Requirements:
Return each line containing the string "расходов".

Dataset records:
*****
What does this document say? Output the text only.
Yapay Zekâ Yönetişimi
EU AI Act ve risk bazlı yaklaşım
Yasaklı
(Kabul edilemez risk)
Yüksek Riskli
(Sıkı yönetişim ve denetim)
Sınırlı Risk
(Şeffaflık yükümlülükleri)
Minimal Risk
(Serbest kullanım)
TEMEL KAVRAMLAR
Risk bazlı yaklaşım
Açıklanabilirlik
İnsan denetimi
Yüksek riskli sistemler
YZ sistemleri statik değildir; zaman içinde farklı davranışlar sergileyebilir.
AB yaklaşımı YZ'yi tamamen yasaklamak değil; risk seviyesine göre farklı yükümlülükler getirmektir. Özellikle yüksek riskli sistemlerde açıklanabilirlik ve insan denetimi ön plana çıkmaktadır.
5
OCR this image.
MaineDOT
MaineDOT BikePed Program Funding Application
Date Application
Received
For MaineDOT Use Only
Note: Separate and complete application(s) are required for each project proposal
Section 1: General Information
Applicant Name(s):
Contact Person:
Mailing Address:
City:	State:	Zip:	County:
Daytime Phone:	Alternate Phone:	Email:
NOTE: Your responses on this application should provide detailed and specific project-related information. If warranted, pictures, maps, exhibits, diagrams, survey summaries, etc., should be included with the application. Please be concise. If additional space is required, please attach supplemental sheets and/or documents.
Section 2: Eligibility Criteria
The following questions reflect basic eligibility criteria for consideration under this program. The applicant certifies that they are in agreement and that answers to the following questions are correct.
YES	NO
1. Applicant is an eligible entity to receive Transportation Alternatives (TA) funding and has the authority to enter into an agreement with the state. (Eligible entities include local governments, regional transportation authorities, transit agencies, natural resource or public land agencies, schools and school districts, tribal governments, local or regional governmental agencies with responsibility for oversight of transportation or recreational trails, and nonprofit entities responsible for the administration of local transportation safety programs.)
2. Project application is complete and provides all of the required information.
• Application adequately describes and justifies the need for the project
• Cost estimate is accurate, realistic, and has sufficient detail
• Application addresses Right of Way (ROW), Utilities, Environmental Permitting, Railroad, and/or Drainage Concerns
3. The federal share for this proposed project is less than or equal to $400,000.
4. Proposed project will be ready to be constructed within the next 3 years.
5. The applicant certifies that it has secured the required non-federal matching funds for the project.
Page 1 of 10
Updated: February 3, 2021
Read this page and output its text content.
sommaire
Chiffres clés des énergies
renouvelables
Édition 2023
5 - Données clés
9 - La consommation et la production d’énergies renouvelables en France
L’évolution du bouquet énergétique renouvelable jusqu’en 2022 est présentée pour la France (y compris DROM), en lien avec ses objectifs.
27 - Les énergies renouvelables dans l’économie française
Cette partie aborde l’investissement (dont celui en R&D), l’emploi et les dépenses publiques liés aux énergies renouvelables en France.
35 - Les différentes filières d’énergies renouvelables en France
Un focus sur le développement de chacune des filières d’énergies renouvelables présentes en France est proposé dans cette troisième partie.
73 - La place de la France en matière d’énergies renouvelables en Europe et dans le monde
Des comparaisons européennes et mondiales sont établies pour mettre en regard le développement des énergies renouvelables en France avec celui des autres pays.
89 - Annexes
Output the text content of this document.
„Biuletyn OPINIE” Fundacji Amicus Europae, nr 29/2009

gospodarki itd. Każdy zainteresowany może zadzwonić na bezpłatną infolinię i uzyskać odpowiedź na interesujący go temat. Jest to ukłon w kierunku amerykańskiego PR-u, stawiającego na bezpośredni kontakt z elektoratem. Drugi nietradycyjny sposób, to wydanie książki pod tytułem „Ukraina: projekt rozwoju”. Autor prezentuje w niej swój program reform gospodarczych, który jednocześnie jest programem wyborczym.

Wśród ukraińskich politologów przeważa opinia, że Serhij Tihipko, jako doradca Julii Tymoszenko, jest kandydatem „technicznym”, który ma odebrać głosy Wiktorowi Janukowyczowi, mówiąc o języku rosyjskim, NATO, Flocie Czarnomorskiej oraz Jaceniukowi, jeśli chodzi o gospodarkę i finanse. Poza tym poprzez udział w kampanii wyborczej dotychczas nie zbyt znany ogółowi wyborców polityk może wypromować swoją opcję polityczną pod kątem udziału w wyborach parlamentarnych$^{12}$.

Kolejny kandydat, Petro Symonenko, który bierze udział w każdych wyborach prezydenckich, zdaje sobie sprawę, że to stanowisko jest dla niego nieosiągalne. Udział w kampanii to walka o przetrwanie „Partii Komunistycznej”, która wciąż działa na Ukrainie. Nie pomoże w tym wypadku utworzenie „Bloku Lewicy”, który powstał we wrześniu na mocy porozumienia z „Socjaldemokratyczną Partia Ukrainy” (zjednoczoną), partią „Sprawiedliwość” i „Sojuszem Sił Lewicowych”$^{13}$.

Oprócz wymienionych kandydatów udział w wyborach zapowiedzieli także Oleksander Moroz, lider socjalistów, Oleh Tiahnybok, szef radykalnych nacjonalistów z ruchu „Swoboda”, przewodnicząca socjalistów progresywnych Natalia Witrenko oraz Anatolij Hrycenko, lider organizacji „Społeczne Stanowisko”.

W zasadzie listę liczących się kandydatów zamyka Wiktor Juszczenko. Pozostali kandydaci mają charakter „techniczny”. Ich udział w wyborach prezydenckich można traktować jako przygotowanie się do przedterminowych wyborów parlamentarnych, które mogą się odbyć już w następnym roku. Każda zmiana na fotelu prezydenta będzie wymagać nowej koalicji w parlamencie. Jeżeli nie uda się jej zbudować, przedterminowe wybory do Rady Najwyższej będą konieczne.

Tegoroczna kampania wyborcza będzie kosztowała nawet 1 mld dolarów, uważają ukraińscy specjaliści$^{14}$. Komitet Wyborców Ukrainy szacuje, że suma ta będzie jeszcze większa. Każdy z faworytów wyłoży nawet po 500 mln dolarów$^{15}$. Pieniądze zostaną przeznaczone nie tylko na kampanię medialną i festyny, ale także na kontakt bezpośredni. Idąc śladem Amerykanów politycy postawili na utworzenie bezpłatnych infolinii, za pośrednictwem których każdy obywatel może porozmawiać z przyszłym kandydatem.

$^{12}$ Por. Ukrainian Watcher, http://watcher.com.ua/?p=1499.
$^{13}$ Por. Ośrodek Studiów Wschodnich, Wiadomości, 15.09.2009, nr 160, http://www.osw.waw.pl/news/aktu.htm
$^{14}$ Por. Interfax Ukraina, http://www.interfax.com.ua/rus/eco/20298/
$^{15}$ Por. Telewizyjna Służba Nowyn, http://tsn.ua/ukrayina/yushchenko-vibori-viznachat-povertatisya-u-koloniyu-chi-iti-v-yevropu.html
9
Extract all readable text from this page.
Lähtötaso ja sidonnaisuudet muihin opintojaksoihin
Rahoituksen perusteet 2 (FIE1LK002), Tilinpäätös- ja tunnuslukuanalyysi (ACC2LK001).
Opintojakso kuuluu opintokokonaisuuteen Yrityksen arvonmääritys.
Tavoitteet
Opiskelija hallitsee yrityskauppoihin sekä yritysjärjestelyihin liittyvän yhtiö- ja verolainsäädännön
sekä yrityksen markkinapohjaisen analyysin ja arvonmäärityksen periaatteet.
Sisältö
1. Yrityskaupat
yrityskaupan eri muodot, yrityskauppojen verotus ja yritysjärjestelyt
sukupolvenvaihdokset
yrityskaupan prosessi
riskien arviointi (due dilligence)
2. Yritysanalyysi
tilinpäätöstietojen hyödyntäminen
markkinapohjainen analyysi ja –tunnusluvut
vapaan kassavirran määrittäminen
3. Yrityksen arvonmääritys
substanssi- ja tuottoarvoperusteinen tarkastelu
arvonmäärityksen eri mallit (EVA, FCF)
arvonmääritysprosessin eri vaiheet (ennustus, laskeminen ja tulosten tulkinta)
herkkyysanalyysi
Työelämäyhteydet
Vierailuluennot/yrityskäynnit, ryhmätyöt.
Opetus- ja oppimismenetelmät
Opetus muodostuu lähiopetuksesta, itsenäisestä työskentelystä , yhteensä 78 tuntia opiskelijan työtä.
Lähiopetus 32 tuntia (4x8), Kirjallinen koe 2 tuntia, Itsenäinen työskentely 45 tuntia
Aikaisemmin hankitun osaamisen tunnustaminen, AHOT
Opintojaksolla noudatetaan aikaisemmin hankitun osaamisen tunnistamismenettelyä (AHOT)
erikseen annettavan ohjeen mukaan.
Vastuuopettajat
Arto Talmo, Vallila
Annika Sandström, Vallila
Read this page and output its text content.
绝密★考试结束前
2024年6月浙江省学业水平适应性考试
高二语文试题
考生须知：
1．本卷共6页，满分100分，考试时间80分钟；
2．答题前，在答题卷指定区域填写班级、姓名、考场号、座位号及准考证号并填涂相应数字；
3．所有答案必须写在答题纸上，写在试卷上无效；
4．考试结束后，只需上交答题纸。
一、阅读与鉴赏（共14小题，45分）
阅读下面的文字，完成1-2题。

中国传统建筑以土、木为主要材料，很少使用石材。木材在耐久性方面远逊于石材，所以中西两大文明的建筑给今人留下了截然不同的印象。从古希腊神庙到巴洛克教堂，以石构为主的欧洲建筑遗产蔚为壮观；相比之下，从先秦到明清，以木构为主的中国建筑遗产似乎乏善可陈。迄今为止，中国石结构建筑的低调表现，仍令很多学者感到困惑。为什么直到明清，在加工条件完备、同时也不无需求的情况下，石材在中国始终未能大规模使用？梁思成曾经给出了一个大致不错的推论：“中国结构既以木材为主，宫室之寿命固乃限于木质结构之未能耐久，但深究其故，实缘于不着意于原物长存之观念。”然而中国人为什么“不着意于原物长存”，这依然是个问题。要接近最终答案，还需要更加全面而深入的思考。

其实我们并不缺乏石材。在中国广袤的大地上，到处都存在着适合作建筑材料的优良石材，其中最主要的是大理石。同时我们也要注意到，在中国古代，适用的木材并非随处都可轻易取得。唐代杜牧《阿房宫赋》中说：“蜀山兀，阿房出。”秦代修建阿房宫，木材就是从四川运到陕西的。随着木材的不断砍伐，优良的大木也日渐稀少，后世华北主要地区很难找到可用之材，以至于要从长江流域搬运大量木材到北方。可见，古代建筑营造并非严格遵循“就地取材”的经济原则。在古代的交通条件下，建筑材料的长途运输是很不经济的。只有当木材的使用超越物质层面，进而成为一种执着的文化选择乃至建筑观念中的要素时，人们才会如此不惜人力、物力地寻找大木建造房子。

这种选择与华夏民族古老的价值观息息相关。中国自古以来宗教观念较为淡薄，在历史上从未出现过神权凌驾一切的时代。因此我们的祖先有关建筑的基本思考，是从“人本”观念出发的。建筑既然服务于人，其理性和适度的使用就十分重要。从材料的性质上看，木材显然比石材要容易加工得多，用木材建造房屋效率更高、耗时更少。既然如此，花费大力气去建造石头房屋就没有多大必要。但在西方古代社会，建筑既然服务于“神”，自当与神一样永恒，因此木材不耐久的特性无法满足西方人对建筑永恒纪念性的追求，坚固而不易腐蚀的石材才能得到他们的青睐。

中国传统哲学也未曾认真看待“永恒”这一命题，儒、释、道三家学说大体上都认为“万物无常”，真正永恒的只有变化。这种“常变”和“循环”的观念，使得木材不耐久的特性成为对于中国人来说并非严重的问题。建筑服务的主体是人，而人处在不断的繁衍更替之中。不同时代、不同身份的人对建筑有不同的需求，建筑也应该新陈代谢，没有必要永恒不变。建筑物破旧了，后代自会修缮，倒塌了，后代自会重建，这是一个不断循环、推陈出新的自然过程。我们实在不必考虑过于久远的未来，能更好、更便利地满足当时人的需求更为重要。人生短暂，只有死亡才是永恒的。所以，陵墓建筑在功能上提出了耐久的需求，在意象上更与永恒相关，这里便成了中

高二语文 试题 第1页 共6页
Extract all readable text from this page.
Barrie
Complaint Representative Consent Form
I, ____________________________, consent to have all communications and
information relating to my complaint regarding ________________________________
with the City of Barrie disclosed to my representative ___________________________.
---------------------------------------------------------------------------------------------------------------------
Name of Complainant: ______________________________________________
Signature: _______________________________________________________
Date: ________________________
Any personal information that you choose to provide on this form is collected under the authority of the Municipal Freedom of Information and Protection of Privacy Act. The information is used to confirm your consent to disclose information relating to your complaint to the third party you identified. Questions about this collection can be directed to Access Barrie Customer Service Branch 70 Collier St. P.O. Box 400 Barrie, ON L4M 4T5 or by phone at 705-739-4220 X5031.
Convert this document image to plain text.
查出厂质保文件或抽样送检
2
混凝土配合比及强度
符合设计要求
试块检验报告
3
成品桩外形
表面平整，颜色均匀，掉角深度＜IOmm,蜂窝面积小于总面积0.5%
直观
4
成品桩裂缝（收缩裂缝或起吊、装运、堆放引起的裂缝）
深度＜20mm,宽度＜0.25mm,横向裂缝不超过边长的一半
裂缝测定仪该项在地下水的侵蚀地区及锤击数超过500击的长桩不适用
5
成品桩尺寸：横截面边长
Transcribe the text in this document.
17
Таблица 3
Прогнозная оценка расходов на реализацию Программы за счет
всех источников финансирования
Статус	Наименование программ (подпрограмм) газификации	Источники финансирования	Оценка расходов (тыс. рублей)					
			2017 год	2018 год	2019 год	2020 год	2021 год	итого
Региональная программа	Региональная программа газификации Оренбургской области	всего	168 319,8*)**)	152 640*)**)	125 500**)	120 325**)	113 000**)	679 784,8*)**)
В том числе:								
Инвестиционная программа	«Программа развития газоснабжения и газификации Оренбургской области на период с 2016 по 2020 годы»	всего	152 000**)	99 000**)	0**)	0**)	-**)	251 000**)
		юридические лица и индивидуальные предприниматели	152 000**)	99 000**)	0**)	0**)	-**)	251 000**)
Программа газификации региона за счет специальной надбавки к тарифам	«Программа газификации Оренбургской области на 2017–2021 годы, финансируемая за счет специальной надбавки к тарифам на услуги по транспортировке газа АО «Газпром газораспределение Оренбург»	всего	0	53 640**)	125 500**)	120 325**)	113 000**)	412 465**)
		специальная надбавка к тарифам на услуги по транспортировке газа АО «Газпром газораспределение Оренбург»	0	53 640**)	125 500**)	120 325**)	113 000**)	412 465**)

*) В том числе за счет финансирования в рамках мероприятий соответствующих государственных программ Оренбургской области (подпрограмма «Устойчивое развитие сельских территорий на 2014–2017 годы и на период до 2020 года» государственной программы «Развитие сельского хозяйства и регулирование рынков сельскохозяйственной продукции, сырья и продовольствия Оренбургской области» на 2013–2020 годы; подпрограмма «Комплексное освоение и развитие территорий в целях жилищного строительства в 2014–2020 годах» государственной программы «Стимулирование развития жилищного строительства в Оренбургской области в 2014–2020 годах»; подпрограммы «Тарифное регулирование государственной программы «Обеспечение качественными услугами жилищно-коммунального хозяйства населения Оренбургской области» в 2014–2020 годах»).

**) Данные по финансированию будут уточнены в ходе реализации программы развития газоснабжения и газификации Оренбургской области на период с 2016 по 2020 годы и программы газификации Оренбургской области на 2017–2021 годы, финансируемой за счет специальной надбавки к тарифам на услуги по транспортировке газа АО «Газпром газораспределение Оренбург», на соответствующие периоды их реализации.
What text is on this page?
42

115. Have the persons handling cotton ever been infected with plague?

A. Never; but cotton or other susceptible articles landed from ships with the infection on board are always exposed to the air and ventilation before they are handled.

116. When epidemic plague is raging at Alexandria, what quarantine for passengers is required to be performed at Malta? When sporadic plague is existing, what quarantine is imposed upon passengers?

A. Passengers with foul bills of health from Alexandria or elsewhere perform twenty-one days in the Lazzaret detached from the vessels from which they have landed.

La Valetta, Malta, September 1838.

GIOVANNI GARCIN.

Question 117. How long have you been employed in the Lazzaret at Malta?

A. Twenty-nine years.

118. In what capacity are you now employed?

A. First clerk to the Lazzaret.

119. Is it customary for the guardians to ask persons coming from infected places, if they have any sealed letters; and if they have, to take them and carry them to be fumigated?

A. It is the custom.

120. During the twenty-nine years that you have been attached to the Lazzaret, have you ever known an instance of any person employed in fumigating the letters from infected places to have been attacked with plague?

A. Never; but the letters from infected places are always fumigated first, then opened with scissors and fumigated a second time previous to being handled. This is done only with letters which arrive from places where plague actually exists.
*****
Reply to the exercise:
Прогнозная оценка расходов на реализацию Программы за счет
Статус	Наименование программ (подпрограмм) газификации	Источники финансирования	Оценка расходов (тыс. рублей)					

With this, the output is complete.